__RECORDS TO USE__.
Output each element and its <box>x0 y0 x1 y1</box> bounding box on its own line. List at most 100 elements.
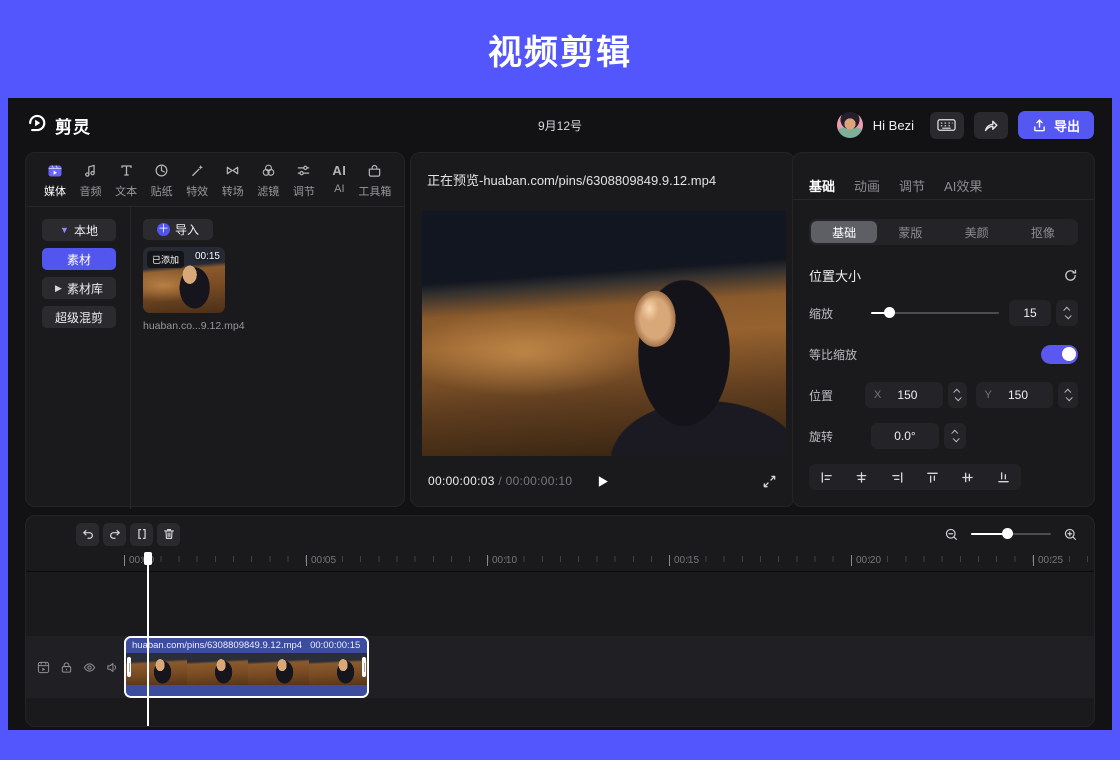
avatar[interactable] <box>837 112 863 138</box>
app-name: 剪灵 <box>55 113 91 138</box>
position-y-stepper[interactable] <box>1058 382 1078 408</box>
segment-chroma[interactable]: 抠像 <box>1010 221 1076 243</box>
tab-ai[interactable]: AI AI <box>322 162 356 199</box>
ai-icon: AI <box>332 162 346 179</box>
position-x-field[interactable]: X 150 <box>865 382 943 408</box>
sidebar-item-material-library[interactable]: ▶ 素材库 <box>42 277 116 299</box>
rotation-stepper[interactable] <box>944 423 966 449</box>
scale-value[interactable]: 15 <box>1009 300 1051 326</box>
align-center-vertical-button[interactable] <box>950 464 985 490</box>
app-window: 剪灵 9月12号 Hi Bezi 导出 媒体 <box>8 98 1112 730</box>
playhead-handle[interactable] <box>144 552 152 565</box>
tab-audio[interactable]: 音频 <box>74 162 108 199</box>
uniform-scale-toggle[interactable] <box>1041 345 1078 364</box>
rotation-value[interactable]: 0.0° <box>871 423 939 449</box>
scale-stepper[interactable] <box>1056 300 1078 326</box>
tab-adjustment[interactable]: 调节 <box>899 176 925 195</box>
align-right-button[interactable] <box>880 464 915 490</box>
share-button[interactable] <box>974 112 1008 139</box>
cover-icon <box>37 661 50 674</box>
clip-duration: 00:00:00:15 <box>310 640 360 651</box>
playhead[interactable] <box>147 552 149 726</box>
tab-transition[interactable]: 转场 <box>216 162 250 199</box>
banner: 视频剪辑 <box>0 0 1120 98</box>
clip-trim-handle-right[interactable] <box>362 657 366 677</box>
uniform-scale-row: 等比缩放 <box>809 341 1078 367</box>
clip-trim-handle-left[interactable] <box>127 657 131 677</box>
position-row: 位置 X 150 Y 150 <box>809 382 1078 408</box>
library-sidebar: ▼ 本地 素材 ▶ 素材库 超级混剪 <box>26 207 131 509</box>
visibility-button[interactable] <box>83 661 96 674</box>
tab-media[interactable]: 媒体 <box>38 162 72 199</box>
scale-slider[interactable] <box>871 306 999 320</box>
tab-sticker[interactable]: 贴纸 <box>145 162 179 199</box>
media-library-panel: 媒体 音频 文本 贴纸 特效 转场 <box>25 152 405 507</box>
timeline-ruler[interactable]: 00:00 00:05 00:10 00:15 00:20 00:25 <box>26 552 1094 572</box>
chevron-right-icon: ▶ <box>55 283 62 294</box>
preview-controls: 00:00:00:03 / 00:00:00:10 <box>411 465 794 497</box>
tab-ai-effects[interactable]: AI效果 <box>944 176 982 195</box>
scale-slider-knob[interactable] <box>884 307 895 318</box>
ruler-label: 00:15 <box>669 555 699 566</box>
mute-button[interactable] <box>106 661 119 674</box>
segment-mask[interactable]: 蒙版 <box>877 221 943 243</box>
tab-basic[interactable]: 基础 <box>809 176 835 195</box>
inspector-segmented-control: 基础 蒙版 美颜 抠像 <box>809 219 1078 245</box>
section-position-size: 位置大小 <box>809 266 1078 285</box>
align-top-button[interactable] <box>915 464 950 490</box>
fullscreen-button[interactable] <box>762 474 777 489</box>
video-preview[interactable] <box>422 211 786 456</box>
keyboard-shortcuts-button[interactable] <box>930 112 964 139</box>
sticker-icon <box>154 162 169 179</box>
segment-beauty[interactable]: 美颜 <box>944 221 1010 243</box>
delete-button[interactable] <box>157 523 180 546</box>
sidebar-item-material[interactable]: 素材 <box>42 248 116 270</box>
tab-adjust[interactable]: 调节 <box>287 162 321 199</box>
current-time: 00:00:00:03 <box>428 474 495 488</box>
sidebar-item-local[interactable]: ▼ 本地 <box>42 219 116 241</box>
zoom-in-button[interactable] <box>1063 527 1078 542</box>
split-button[interactable] <box>130 523 153 546</box>
reset-button[interactable] <box>1063 268 1078 283</box>
effects-icon <box>190 162 205 179</box>
position-y-field[interactable]: Y 150 <box>976 382 1054 408</box>
undo-button[interactable] <box>76 523 99 546</box>
align-center-horizontal-button[interactable] <box>844 464 879 490</box>
timeline-zoom-knob[interactable] <box>1002 528 1013 539</box>
sidebar-item-super-mix[interactable]: 超级混剪 <box>42 306 116 328</box>
segment-basic[interactable]: 基础 <box>811 221 877 243</box>
import-button[interactable]: ＋ 导入 <box>143 219 213 240</box>
track-controls <box>26 661 124 674</box>
video-track: huaban.com/pins/6308809849.9.12.mp4 00:0… <box>26 636 1094 698</box>
align-center-vertical-icon <box>961 471 974 484</box>
app-logo: 剪灵 <box>26 112 91 139</box>
timeline-clip[interactable]: huaban.com/pins/6308809849.9.12.mp4 00:0… <box>124 636 369 698</box>
play-button[interactable] <box>590 468 616 494</box>
tab-animation[interactable]: 动画 <box>854 176 880 195</box>
ruler-label: 00:25 <box>1033 555 1063 566</box>
position-x-stepper[interactable] <box>948 382 968 408</box>
filter-icon <box>261 162 276 179</box>
timeline-zoom-slider[interactable] <box>971 527 1051 541</box>
align-left-button[interactable] <box>809 464 844 490</box>
tab-text[interactable]: 文本 <box>109 162 143 199</box>
thumbnail-filename: huaban.co...9.12.mp4 <box>143 320 404 332</box>
tab-filter[interactable]: 滤镜 <box>251 162 285 199</box>
lock-button[interactable] <box>60 661 73 674</box>
text-icon <box>119 162 134 179</box>
position-label: 位置 <box>809 387 865 404</box>
tab-effects[interactable]: 特效 <box>180 162 214 199</box>
reset-icon <box>1063 268 1078 283</box>
export-button[interactable]: 导出 <box>1018 111 1094 139</box>
align-bottom-button[interactable] <box>986 464 1021 490</box>
tab-toolbox[interactable]: 工具箱 <box>358 162 392 199</box>
trash-icon <box>162 527 176 541</box>
cover-button[interactable] <box>37 661 50 674</box>
timeline-toolbar <box>26 516 1094 552</box>
lock-icon <box>60 661 73 674</box>
uniform-scale-label: 等比缩放 <box>809 346 871 363</box>
redo-button[interactable] <box>103 523 126 546</box>
media-thumbnail[interactable]: 已添加 00:15 <box>143 247 225 313</box>
zoom-out-button[interactable] <box>944 527 959 542</box>
logo-icon <box>26 112 48 139</box>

__INSTRUCTIONS FOR THE TASK__. Render all of the lines above as a numbered list, omitting any blank lines and leaving the pictures out of your answer.

__COMPLETED EXERCISE__.
1. Output each element and its <box>x0 y0 x1 y1</box> bounding box on its own line. List at most 100 elements.
2. avatar[interactable] <box>837 112 863 138</box>
3. app-name: 剪灵 <box>55 113 91 138</box>
4. position-y-stepper[interactable] <box>1058 382 1078 408</box>
5. segment-chroma[interactable]: 抠像 <box>1010 221 1076 243</box>
6. tab-ai[interactable]: AI AI <box>322 162 356 199</box>
7. ai-icon: AI <box>332 162 346 179</box>
8. position-x-field[interactable]: X 150 <box>865 382 943 408</box>
9. sidebar-item-material-library[interactable]: ▶ 素材库 <box>42 277 116 299</box>
10. rotation-stepper[interactable] <box>944 423 966 449</box>
11. scale-value[interactable]: 15 <box>1009 300 1051 326</box>
12. align-center-vertical-button[interactable] <box>950 464 985 490</box>
13. app-window: 剪灵 9月12号 Hi Bezi 导出 媒体 <box>8 98 1112 730</box>
14. playhead-handle[interactable] <box>144 552 152 565</box>
15. tab-audio[interactable]: 音频 <box>74 162 108 199</box>
16. uniform-scale-toggle[interactable] <box>1041 345 1078 364</box>
17. rotation-value[interactable]: 0.0° <box>871 423 939 449</box>
18. scale-stepper[interactable] <box>1056 300 1078 326</box>
19. tab-adjustment[interactable]: 调节 <box>899 176 925 195</box>
20. align-right-button[interactable] <box>880 464 915 490</box>
21. share-button[interactable] <box>974 112 1008 139</box>
22. cover-icon <box>37 661 50 674</box>
23. clip-duration: 00:00:00:15 <box>310 640 360 651</box>
24. playhead[interactable] <box>147 552 149 726</box>
25. tab-transition[interactable]: 转场 <box>216 162 250 199</box>
26. banner: 视频剪辑 <box>0 0 1120 98</box>
27. clip-trim-handle-right[interactable] <box>362 657 366 677</box>
28. uniform-scale-row: 等比缩放 <box>809 341 1078 367</box>
29. clip-trim-handle-left[interactable] <box>127 657 131 677</box>
30. position-row: 位置 X 150 Y 150 <box>809 382 1078 408</box>
31. library-sidebar: ▼ 本地 素材 ▶ 素材库 超级混剪 <box>26 207 131 509</box>
32. visibility-button[interactable] <box>83 661 96 674</box>
33. tab-media[interactable]: 媒体 <box>38 162 72 199</box>
34. scale-slider[interactable] <box>871 306 999 320</box>
35. tab-sticker[interactable]: 贴纸 <box>145 162 179 199</box>
36. media-library-panel: 媒体 音频 文本 贴纸 特效 转场 <box>25 152 405 507</box>
37. timeline-ruler[interactable]: 00:00 00:05 00:10 00:15 00:20 00:25 <box>26 552 1094 572</box>
38. chevron-right-icon: ▶ <box>55 283 62 294</box>
39. preview-controls: 00:00:00:03 / 00:00:00:10 <box>411 465 794 497</box>
40. tab-ai-effects[interactable]: AI效果 <box>944 176 982 195</box>
41. scale-slider-knob[interactable] <box>884 307 895 318</box>
42. ruler-label: 00:15 <box>669 555 699 566</box>
43. mute-button[interactable] <box>106 661 119 674</box>
44. segment-mask[interactable]: 蒙版 <box>877 221 943 243</box>
45. tab-basic[interactable]: 基础 <box>809 176 835 195</box>
46. inspector-segmented-control: 基础 蒙版 美颜 抠像 <box>809 219 1078 245</box>
47. section-position-size: 位置大小 <box>809 266 1078 285</box>
48. align-top-button[interactable] <box>915 464 950 490</box>
49. fullscreen-button[interactable] <box>762 474 777 489</box>
50. video-preview[interactable] <box>422 211 786 456</box>
51. keyboard-shortcuts-button[interactable] <box>930 112 964 139</box>
52. sticker-icon <box>154 162 169 179</box>
53. segment-beauty[interactable]: 美颜 <box>944 221 1010 243</box>
54. delete-button[interactable] <box>157 523 180 546</box>
55. sidebar-item-material[interactable]: 素材 <box>42 248 116 270</box>
56. tab-adjust[interactable]: 调节 <box>287 162 321 199</box>
57. current-time: 00:00:00:03 <box>428 474 495 488</box>
58. sidebar-item-local[interactable]: ▼ 本地 <box>42 219 116 241</box>
59. zoom-in-button[interactable] <box>1063 527 1078 542</box>
60. split-button[interactable] <box>130 523 153 546</box>
61. reset-button[interactable] <box>1063 268 1078 283</box>
62. effects-icon <box>190 162 205 179</box>
63. position-y-field[interactable]: Y 150 <box>976 382 1054 408</box>
64. undo-button[interactable] <box>76 523 99 546</box>
65. align-center-horizontal-button[interactable] <box>844 464 879 490</box>
66. timeline-zoom-knob[interactable] <box>1002 528 1013 539</box>
67. sidebar-item-super-mix[interactable]: 超级混剪 <box>42 306 116 328</box>
68. segment-basic[interactable]: 基础 <box>811 221 877 243</box>
69. import-button[interactable]: ＋ 导入 <box>143 219 213 240</box>
70. track-controls <box>26 661 124 674</box>
71. video-track: huaban.com/pins/6308809849.9.12.mp4 00:0… <box>26 636 1094 698</box>
72. align-center-vertical-icon <box>961 471 974 484</box>
73. app-logo: 剪灵 <box>26 112 91 139</box>
74. timeline-clip[interactable]: huaban.com/pins/6308809849.9.12.mp4 00:0… <box>124 636 369 698</box>
75. play-button[interactable] <box>590 468 616 494</box>
76. tab-animation[interactable]: 动画 <box>854 176 880 195</box>
77. ruler-label: 00:25 <box>1033 555 1063 566</box>
78. position-x-stepper[interactable] <box>948 382 968 408</box>
79. filter-icon <box>261 162 276 179</box>
80. timeline-zoom-slider[interactable] <box>971 527 1051 541</box>
81. align-left-button[interactable] <box>809 464 844 490</box>
82. tab-text[interactable]: 文本 <box>109 162 143 199</box>
83. thumbnail-filename: huaban.co...9.12.mp4 <box>143 320 404 332</box>
84. tab-filter[interactable]: 滤镜 <box>251 162 285 199</box>
85. lock-button[interactable] <box>60 661 73 674</box>
86. text-icon <box>119 162 134 179</box>
87. position-label: 位置 <box>809 387 865 404</box>
88. tab-effects[interactable]: 特效 <box>180 162 214 199</box>
89. reset-icon <box>1063 268 1078 283</box>
90. export-button[interactable]: 导出 <box>1018 111 1094 139</box>
91. align-bottom-button[interactable] <box>986 464 1021 490</box>
92. tab-toolbox[interactable]: 工具箱 <box>358 162 392 199</box>
93. trash-icon <box>162 527 176 541</box>
94. cover-button[interactable] <box>37 661 50 674</box>
95. timeline-toolbar <box>26 516 1094 552</box>
96. lock-icon <box>60 661 73 674</box>
97. uniform-scale-label: 等比缩放 <box>809 346 871 363</box>
98. redo-button[interactable] <box>103 523 126 546</box>
99. media-thumbnail[interactable]: 已添加 00:15 <box>143 247 225 313</box>
100. zoom-out-button[interactable] <box>944 527 959 542</box>
101. logo-icon <box>26 112 48 139</box>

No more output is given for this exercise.